Finally, Section \ref{sec:detail_kinematics_nano_hexapod} presents the optimized nano-hexapod geometry derived from these analyses and demonstrates how it addresses the specific requirements of the NASS.
\chapter{Review of Stewart platforms}
\label{sec:detail_kinematics_stewart_review}
As was explained in the conceptual phase, Stewart platforms have the following key elements: two plates connected by six struts, with each strut composed of a joint at each end, an actuator, and one or several sensors.
The exact geometry (i.e., position of joints and orientation of the struts) can be chosen freely depending on the application, which results in many different designs found in the literature.
The focus is here made on Stewart platforms for nano-positioning and vibration control.

ACTIONS TO TAKE -
(A) Retype the passage from the Stewart platform excerpt, starting at "The exact geometry" and ending at "and vibration control.".
(B) Shorten the paragraph of the Stewart platform excerpt that begins "Finally, Section", keeping its main facts.

RECORDS SHOWN -

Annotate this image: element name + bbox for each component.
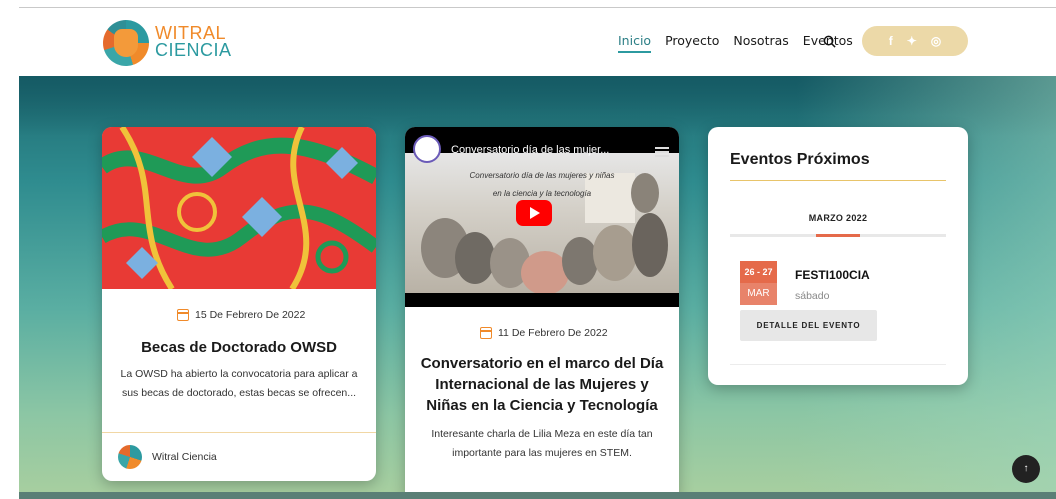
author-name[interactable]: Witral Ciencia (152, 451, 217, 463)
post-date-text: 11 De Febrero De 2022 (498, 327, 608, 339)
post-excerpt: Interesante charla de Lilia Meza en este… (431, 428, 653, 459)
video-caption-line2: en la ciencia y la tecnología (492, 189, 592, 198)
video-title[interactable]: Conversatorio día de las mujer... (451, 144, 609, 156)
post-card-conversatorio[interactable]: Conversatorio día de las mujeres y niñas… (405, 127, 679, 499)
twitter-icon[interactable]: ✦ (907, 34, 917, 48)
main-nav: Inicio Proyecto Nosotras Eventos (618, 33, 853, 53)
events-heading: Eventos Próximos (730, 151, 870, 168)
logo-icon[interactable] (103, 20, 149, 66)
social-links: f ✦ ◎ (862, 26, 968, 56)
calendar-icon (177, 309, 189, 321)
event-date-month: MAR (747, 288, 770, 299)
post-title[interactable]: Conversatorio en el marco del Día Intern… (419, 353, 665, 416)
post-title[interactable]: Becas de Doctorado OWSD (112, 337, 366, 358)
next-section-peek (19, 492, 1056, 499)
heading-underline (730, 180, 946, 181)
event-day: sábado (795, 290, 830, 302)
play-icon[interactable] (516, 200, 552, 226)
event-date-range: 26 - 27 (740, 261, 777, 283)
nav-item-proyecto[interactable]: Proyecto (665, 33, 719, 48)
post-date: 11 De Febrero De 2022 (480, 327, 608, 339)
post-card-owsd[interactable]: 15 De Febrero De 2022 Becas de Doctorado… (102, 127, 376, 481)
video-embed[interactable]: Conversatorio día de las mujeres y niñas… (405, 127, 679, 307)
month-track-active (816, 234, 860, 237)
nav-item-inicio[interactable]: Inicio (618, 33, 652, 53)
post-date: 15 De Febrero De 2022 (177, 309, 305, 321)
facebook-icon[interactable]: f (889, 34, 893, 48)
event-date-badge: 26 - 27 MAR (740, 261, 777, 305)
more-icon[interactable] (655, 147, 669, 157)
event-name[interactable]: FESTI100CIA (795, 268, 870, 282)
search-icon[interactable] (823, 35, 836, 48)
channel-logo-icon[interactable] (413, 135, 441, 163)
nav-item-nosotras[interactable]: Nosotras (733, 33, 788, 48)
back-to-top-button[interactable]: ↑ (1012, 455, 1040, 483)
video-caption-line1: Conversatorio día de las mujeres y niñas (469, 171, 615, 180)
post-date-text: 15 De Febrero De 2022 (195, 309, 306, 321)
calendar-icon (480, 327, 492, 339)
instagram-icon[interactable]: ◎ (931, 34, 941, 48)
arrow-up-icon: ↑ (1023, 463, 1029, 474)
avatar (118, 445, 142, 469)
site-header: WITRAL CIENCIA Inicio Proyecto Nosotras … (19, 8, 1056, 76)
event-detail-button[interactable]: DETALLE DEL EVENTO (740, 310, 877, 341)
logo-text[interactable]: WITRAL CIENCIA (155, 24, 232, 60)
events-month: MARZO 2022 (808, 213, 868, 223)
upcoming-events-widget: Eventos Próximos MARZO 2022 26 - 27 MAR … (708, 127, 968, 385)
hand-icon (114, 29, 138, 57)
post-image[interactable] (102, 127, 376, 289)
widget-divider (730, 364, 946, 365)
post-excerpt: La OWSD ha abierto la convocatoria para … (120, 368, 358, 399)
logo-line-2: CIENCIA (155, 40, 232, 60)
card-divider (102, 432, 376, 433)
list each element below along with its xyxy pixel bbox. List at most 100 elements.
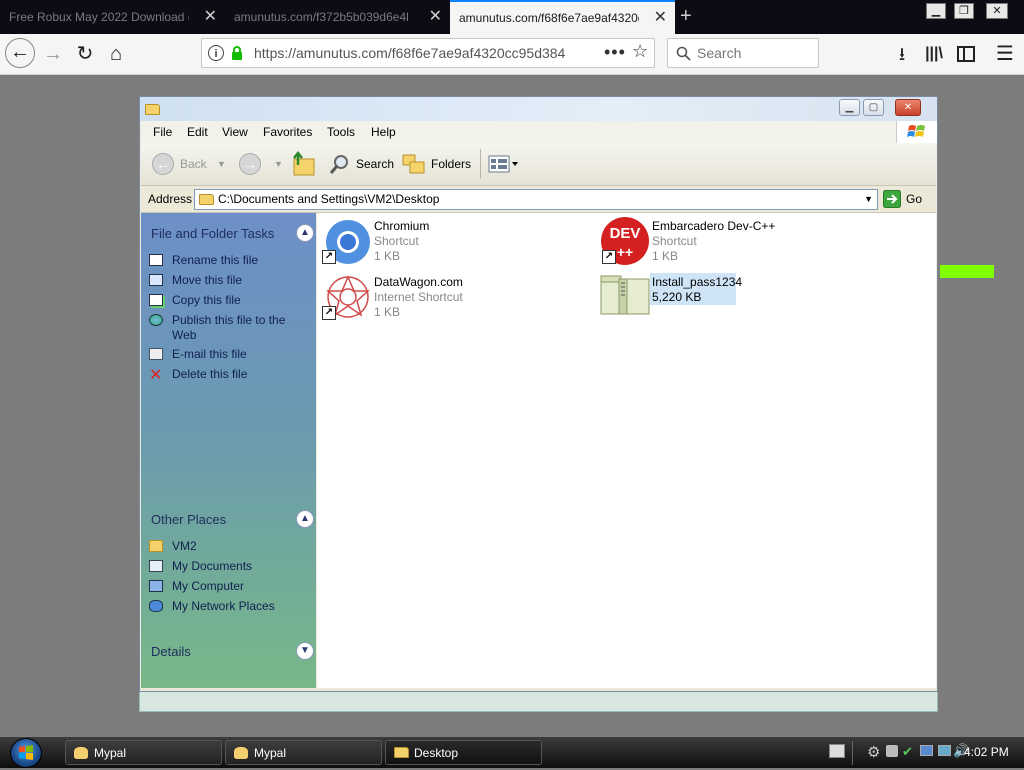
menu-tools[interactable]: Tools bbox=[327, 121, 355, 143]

RESPONSES PER TASK -
(A)
The exact geometry (i.e., position of joints and orientation of the struts) can be chosen freely depending on the application, which results in many different designs found in the literature.
The focus is here made on Stewart platforms for nano-positioning and vibration control.

(B) The last section presents the optimized nano-hexapod geometry that these analyses produce and shows how it meets the specific requirements of the NASS.